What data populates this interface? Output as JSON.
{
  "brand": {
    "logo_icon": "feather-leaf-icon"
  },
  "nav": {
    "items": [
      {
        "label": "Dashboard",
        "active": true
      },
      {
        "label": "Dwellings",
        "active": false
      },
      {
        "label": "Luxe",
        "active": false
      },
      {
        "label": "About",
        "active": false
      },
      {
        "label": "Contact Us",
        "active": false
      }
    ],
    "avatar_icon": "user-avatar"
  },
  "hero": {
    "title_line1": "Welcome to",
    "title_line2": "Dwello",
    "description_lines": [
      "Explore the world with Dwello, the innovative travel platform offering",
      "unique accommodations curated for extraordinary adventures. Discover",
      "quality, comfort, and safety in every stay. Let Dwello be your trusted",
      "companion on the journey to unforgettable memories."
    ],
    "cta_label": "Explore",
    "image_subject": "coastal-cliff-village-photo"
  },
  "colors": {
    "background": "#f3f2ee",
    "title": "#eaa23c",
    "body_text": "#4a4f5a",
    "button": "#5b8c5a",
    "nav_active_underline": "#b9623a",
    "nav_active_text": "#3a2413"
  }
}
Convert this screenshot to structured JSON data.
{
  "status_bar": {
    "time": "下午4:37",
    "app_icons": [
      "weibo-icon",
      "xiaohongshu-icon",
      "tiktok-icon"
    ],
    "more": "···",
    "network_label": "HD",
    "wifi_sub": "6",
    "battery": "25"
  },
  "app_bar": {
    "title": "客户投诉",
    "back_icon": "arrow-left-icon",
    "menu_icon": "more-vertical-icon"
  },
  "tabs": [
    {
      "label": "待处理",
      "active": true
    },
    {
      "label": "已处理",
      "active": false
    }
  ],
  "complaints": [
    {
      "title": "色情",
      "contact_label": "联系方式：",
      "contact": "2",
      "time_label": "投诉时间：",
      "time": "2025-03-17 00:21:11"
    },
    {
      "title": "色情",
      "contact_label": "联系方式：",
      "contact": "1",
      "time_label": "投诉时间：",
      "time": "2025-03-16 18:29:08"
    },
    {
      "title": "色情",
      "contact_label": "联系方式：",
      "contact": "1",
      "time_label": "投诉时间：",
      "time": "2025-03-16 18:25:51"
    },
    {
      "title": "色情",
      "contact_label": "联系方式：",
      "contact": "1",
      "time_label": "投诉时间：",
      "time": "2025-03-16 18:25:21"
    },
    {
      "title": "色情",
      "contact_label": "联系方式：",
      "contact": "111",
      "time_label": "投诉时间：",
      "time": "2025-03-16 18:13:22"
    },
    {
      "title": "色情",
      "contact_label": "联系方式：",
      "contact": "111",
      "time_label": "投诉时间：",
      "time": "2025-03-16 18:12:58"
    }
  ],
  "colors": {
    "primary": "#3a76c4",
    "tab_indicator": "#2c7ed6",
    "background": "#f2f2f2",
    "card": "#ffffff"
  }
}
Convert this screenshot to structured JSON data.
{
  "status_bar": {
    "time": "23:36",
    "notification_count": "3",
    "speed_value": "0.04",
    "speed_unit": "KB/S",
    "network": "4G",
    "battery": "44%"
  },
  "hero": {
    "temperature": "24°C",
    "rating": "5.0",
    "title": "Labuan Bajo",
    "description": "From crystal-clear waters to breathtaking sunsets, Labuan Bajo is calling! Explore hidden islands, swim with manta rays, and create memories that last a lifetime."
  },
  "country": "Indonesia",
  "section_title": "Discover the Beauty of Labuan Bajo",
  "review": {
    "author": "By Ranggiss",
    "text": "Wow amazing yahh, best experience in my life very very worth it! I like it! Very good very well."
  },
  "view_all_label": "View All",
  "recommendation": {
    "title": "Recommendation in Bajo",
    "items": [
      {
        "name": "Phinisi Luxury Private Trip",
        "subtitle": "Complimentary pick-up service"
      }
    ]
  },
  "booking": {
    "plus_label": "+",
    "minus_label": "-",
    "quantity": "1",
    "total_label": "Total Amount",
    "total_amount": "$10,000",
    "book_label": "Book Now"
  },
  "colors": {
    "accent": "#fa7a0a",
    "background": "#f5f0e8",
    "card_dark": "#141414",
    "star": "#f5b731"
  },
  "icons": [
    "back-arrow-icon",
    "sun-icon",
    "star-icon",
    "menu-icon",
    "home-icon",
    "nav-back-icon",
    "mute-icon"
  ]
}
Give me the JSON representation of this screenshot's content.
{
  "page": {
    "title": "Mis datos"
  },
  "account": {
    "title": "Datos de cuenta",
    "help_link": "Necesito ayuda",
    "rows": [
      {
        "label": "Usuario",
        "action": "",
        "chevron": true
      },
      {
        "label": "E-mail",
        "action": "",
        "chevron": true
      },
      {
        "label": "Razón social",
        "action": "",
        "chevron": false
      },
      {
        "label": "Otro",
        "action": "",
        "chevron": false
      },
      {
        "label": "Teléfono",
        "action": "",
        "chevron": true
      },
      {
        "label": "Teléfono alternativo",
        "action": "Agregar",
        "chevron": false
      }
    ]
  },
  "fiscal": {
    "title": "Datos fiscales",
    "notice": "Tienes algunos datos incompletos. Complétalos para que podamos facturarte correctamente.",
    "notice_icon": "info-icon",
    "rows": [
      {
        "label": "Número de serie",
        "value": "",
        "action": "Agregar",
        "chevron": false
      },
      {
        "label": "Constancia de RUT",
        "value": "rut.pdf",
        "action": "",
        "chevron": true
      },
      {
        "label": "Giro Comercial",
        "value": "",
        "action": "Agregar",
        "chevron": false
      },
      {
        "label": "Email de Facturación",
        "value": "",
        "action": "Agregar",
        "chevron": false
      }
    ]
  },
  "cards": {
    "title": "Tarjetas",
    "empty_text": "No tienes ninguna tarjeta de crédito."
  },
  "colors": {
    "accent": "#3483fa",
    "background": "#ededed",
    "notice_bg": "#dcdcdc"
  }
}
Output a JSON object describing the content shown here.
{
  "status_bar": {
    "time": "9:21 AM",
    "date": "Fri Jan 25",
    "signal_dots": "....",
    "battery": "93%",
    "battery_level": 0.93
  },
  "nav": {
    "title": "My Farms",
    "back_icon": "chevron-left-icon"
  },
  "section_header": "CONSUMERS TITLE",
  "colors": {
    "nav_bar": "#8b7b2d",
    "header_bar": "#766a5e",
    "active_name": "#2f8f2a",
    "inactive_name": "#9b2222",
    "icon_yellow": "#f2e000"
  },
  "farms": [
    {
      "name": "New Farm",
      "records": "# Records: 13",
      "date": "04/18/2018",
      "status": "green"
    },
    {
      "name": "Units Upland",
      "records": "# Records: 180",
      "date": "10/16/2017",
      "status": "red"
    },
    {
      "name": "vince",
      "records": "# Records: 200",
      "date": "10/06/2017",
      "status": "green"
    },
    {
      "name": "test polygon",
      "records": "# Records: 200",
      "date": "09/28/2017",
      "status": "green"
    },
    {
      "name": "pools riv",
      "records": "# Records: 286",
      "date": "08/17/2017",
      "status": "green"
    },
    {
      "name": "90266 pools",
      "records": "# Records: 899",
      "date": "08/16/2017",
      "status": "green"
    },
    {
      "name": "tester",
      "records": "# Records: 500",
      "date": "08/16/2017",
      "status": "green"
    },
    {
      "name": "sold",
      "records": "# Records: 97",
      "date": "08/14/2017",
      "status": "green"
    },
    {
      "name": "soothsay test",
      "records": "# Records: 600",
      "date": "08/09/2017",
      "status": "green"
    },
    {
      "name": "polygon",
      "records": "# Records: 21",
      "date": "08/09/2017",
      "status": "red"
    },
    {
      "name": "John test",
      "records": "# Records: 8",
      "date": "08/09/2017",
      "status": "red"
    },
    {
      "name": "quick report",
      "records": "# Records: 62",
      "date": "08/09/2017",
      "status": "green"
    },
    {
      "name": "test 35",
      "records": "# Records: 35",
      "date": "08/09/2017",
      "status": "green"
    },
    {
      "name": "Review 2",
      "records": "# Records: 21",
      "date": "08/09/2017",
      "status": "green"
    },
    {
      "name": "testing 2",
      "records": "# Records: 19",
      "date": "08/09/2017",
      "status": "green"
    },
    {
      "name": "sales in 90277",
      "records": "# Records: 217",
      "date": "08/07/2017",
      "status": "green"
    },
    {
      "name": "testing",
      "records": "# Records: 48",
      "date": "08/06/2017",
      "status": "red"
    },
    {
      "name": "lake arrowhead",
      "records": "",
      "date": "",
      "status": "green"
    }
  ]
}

########

PROMPT: Check each line above for the word "Dwello", and copy the lines where it appears.

ANSWER TO THIS PROBLEM:
    "title_line2": "Dwello",
      "Explore the world with Dwello, the innovative travel platform offering",
      "quality, comfort, and safety in every stay. Let Dwello be your trusted",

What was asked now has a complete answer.